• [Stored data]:

━━━━━━━━━━━━━━━━

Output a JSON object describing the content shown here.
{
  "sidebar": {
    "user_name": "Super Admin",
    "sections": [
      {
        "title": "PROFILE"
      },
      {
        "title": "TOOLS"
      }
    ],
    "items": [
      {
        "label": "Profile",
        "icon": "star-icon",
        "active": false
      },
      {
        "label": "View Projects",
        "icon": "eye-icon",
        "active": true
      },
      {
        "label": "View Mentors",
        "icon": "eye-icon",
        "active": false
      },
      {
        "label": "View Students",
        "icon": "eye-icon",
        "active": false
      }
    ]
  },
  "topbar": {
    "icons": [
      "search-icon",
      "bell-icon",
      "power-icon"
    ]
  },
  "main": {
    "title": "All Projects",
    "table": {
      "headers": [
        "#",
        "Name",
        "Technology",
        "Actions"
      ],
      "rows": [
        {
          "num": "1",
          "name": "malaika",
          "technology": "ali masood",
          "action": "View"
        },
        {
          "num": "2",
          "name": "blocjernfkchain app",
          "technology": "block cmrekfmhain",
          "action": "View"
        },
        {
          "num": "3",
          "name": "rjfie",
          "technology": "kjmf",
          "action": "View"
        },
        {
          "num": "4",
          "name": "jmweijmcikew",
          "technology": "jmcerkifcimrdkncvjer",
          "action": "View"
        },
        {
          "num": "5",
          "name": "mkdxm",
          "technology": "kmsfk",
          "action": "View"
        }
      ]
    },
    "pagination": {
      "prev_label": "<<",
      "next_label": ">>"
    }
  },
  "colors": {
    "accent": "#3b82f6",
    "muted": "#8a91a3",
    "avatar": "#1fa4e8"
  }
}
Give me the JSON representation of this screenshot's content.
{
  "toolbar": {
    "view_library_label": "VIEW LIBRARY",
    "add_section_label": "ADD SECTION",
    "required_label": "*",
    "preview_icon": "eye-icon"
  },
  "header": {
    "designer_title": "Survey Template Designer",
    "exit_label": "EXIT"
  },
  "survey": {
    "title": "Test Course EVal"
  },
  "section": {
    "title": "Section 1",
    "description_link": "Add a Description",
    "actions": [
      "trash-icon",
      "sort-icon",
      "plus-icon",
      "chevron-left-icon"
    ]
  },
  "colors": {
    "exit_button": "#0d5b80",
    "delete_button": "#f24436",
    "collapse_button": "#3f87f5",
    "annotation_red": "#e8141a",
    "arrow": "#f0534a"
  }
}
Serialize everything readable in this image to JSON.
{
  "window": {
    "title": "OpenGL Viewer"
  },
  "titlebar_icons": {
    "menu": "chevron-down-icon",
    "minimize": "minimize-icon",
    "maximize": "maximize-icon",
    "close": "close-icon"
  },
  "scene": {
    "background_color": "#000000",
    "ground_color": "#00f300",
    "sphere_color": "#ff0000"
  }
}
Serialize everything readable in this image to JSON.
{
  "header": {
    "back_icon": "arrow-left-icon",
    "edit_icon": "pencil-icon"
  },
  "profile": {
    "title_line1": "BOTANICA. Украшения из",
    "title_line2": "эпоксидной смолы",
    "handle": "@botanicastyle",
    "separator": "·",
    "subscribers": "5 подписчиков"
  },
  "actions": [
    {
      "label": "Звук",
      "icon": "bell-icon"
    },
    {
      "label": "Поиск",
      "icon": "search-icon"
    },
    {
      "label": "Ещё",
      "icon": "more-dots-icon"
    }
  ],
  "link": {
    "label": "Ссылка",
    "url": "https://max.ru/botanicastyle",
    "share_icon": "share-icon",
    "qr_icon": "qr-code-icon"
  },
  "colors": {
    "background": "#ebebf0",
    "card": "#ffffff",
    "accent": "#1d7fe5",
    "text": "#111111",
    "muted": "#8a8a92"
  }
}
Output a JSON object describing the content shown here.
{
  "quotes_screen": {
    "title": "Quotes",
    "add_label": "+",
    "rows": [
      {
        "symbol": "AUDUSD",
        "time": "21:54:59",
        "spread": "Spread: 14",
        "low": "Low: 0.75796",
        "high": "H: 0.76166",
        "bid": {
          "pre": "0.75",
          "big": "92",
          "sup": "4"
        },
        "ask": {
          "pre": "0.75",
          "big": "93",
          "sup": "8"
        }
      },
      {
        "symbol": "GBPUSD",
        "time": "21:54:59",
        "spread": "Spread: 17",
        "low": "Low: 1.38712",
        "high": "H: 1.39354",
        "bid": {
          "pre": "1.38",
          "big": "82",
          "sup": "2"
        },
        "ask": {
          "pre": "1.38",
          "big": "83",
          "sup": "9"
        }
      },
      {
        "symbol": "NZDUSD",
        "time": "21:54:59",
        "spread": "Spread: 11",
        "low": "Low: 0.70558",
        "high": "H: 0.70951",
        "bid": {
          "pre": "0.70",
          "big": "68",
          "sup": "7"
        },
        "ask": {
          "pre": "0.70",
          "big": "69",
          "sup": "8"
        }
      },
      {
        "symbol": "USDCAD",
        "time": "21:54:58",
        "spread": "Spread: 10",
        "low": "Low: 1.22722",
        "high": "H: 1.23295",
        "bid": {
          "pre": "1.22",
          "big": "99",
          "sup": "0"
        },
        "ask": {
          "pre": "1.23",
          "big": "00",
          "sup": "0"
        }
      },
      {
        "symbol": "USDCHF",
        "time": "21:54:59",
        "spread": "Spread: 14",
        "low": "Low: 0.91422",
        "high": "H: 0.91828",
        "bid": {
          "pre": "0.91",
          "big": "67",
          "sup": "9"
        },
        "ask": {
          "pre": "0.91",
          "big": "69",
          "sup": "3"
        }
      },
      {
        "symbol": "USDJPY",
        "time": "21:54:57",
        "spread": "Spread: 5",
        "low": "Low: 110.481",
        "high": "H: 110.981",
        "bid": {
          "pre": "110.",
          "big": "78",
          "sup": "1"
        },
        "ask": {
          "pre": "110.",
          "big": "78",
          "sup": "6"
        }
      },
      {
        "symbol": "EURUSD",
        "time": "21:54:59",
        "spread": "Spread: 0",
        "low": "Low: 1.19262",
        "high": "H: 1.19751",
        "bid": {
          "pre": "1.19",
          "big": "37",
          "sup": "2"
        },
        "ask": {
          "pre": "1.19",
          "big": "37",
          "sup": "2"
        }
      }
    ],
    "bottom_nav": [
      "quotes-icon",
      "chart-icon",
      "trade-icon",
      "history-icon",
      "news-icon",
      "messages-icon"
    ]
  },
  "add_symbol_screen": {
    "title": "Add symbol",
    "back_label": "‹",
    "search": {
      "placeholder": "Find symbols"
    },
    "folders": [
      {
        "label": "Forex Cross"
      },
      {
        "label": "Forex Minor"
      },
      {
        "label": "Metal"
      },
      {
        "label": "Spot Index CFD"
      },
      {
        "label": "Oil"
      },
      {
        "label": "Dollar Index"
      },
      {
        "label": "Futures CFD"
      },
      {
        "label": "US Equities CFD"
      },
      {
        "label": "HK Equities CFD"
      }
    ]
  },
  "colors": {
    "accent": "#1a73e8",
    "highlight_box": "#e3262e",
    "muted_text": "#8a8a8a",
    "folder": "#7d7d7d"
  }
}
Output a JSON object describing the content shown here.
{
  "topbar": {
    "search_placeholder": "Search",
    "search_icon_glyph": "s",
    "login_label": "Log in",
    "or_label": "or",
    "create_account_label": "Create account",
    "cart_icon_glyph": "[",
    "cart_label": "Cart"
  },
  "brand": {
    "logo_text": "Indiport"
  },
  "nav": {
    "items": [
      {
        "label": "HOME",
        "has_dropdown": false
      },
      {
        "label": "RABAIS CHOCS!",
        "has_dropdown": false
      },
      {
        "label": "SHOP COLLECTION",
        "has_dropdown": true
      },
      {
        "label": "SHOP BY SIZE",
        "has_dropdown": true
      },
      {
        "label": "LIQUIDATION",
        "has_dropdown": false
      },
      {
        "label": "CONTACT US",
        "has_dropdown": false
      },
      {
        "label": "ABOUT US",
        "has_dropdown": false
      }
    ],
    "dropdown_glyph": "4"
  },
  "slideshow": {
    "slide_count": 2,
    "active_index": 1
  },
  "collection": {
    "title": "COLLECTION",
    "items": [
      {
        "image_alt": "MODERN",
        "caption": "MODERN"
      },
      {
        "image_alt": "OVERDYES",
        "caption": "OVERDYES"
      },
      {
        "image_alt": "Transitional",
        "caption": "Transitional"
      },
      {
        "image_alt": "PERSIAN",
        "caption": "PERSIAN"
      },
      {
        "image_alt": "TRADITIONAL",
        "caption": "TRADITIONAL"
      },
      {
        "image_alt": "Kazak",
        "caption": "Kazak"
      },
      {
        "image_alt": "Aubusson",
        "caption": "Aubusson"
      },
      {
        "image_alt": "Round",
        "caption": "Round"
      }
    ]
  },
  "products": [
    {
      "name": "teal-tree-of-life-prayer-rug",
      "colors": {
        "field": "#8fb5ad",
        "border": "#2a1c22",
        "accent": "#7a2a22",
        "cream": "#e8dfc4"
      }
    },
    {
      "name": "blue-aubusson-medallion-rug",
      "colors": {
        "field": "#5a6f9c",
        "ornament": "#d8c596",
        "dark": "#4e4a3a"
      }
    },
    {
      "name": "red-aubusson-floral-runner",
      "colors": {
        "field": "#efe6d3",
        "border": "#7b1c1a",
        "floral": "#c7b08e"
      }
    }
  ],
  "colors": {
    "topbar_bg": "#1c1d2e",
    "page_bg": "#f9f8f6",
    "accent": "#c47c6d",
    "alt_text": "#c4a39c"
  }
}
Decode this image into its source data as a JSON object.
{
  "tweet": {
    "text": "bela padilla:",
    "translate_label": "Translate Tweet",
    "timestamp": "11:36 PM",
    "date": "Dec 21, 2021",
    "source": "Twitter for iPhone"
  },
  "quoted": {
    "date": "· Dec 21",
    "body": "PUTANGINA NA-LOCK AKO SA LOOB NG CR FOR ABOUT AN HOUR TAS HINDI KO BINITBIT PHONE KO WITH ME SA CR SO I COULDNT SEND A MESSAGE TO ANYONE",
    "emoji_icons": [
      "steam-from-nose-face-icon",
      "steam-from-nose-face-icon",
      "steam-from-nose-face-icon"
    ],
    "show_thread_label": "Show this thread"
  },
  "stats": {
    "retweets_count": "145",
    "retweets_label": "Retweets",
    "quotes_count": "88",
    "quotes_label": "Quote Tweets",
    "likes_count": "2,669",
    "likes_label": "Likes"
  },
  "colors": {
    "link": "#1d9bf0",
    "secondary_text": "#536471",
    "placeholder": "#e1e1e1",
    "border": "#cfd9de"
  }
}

━━━━━━━━━━━━━━━━

• [Aim of the exercise]:
Exactly as written, give the line containing "Decode this image" and all remaining lines of the records.

• [Task output]:
Decode this image into its source data as a JSON object.
{
  "tweet": {
    "text": "bela padilla:",
    "translate_label": "Translate Tweet",
    "timestamp": "11:36 PM",
    "date": "Dec 21, 2021",
    "source": "Twitter for iPhone"
  },
  "quoted": {
    "date": "· Dec 21",
    "body": "PUTANGINA NA-LOCK AKO SA LOOB NG CR FOR ABOUT AN HOUR TAS HINDI KO BINITBIT PHONE KO WITH ME SA CR SO I COULDNT SEND A MESSAGE TO ANYONE",
    "emoji_icons": [
      "steam-from-nose-face-icon",
      "steam-from-nose-face-icon",
      "steam-from-nose-face-icon"
    ],
    "show_thread_label": "Show this thread"
  },
  "stats": {
    "retweets_count": "145",
    "retweets_label": "Retweets",
    "quotes_count": "88",
    "quotes_label": "Quote Tweets",
    "likes_count": "2,669",
    "likes_label": "Likes"
  },
  "colors": {
    "link": "#1d9bf0",
    "secondary_text": "#536471",
    "placeholder": "#e1e1e1",
    "border": "#cfd9de"
  }
}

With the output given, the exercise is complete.